§ PROMPT: Take each line that has the word "parameters" and return it.

________________

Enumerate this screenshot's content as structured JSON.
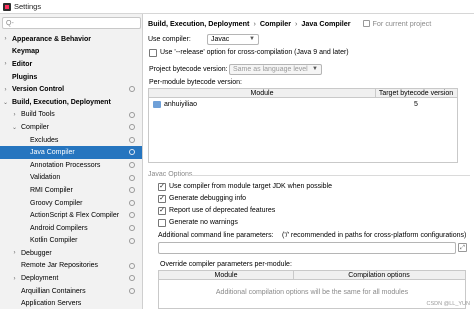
{
  "window": {
    "title": "Settings"
  },
  "sidebar": {
    "search_placeholder": "Q-",
    "items": [
      {
        "label": "Appearance & Behavior",
        "arrow": "›",
        "indent": 0,
        "bold": true
      },
      {
        "label": "Keymap",
        "arrow": "",
        "indent": 0,
        "bold": true
      },
      {
        "label": "Editor",
        "arrow": "›",
        "indent": 0,
        "bold": true
      },
      {
        "label": "Plugins",
        "arrow": "",
        "indent": 0,
        "bold": true
      },
      {
        "label": "Version Control",
        "arrow": "›",
        "indent": 0,
        "bold": true,
        "cfg": true
      },
      {
        "label": "Build, Execution, Deployment",
        "arrow": "⌄",
        "indent": 0,
        "bold": true
      },
      {
        "label": "Build Tools",
        "arrow": "›",
        "indent": 1,
        "cfg": true
      },
      {
        "label": "Compiler",
        "arrow": "⌄",
        "indent": 1,
        "cfg": true
      },
      {
        "label": "Excludes",
        "arrow": "",
        "indent": 2,
        "cfg": true
      },
      {
        "label": "Java Compiler",
        "arrow": "",
        "indent": 2,
        "cfg": true,
        "selected": true
      },
      {
        "label": "Annotation Processors",
        "arrow": "",
        "indent": 2,
        "cfg": true
      },
      {
        "label": "Validation",
        "arrow": "",
        "indent": 2,
        "cfg": true
      },
      {
        "label": "RMI Compiler",
        "arrow": "",
        "indent": 2,
        "cfg": true
      },
      {
        "label": "Groovy Compiler",
        "arrow": "",
        "indent": 2,
        "cfg": true
      },
      {
        "label": "ActionScript & Flex Compiler",
        "arrow": "",
        "indent": 2,
        "cfg": true
      },
      {
        "label": "Android Compilers",
        "arrow": "",
        "indent": 2,
        "cfg": true
      },
      {
        "label": "Kotlin Compiler",
        "arrow": "",
        "indent": 2,
        "cfg": true
      },
      {
        "label": "Debugger",
        "arrow": "›",
        "indent": 1
      },
      {
        "label": "Remote Jar Repositories",
        "arrow": "",
        "indent": 1,
        "cfg": true
      },
      {
        "label": "Deployment",
        "arrow": "›",
        "indent": 1,
        "cfg": true
      },
      {
        "label": "Arquillian Containers",
        "arrow": "",
        "indent": 1,
        "cfg": true
      },
      {
        "label": "Application Servers",
        "arrow": "",
        "indent": 1
      }
    ]
  },
  "breadcrumb": {
    "parts": [
      "Build, Execution, Deployment",
      "Compiler",
      "Java Compiler"
    ],
    "sep": "›",
    "scope": "For current project"
  },
  "compiler": {
    "use_compiler_label": "Use compiler:",
    "use_compiler_value": "Javac",
    "release_option_label": "Use '--release' option for cross-compilation (Java 9 and later)",
    "release_option_checked": false,
    "project_bytecode_label": "Project bytecode version:",
    "project_bytecode_value": "Same as language level",
    "per_module_label": "Per-module bytecode version:",
    "module_table": {
      "headers": [
        "Module",
        "Target bytecode version"
      ],
      "rows": [
        {
          "module": "anhuiyiliao",
          "target": "5"
        }
      ]
    }
  },
  "javac_options": {
    "section_title": "Javac Options",
    "checkboxes": [
      {
        "label": "Use compiler from module target JDK when possible",
        "checked": true
      },
      {
        "label": "Generate debugging info",
        "checked": true
      },
      {
        "label": "Report use of deprecated features",
        "checked": true
      },
      {
        "label": "Generate no warnings",
        "checked": false
      }
    ],
    "additional_params_label": "Additional command line parameters:",
    "additional_params_hint": "('/' recommended in paths for cross-platform configurations)",
    "override_label": "Override compiler parameters per-module:",
    "override_table": {
      "headers": [
        "Module",
        "Compilation options"
      ],
      "empty_text": "Additional compilation options will be the same for all modules"
    }
  },
  "watermark": "CSDN @LL_YUN"
}
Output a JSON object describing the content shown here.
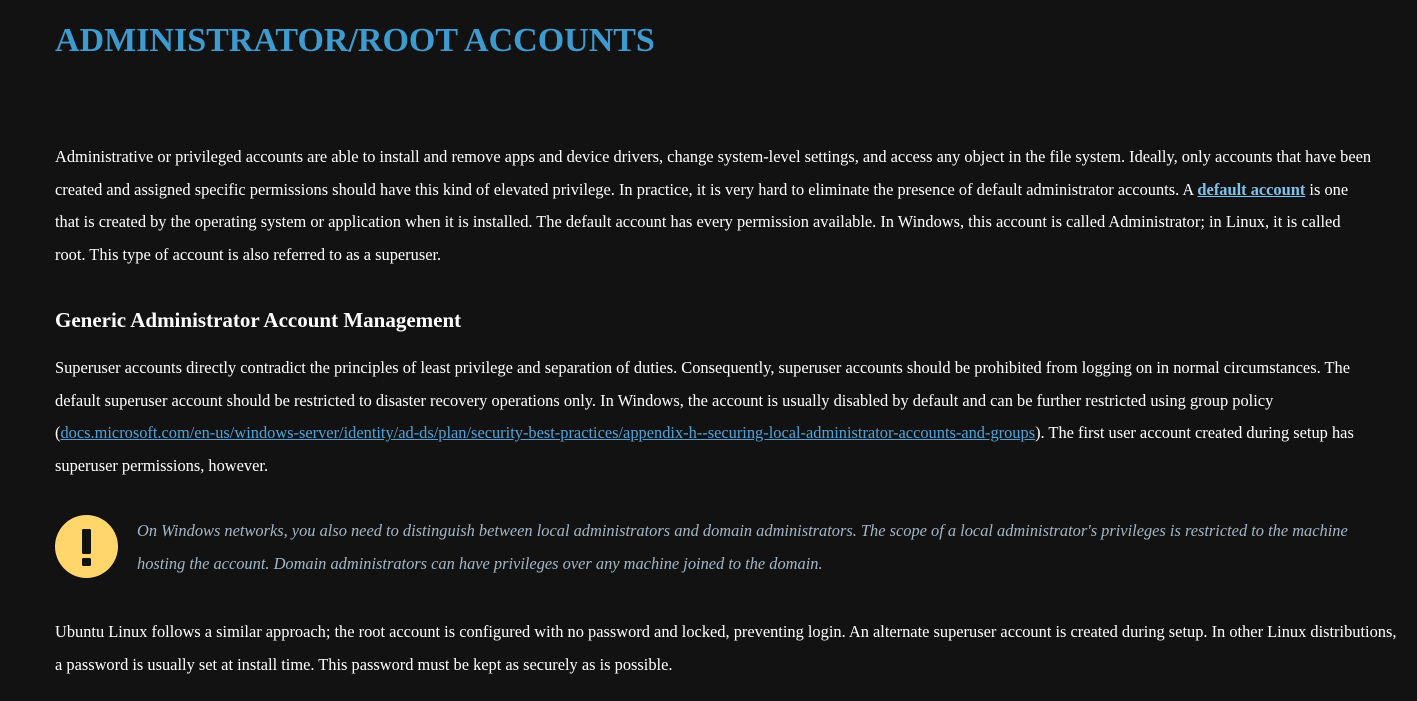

________________

§ ANSWER IN FULL:
    "additional_params_label": "Additional command line parameters:",
    "override_label": "Override compiler parameters per-module:",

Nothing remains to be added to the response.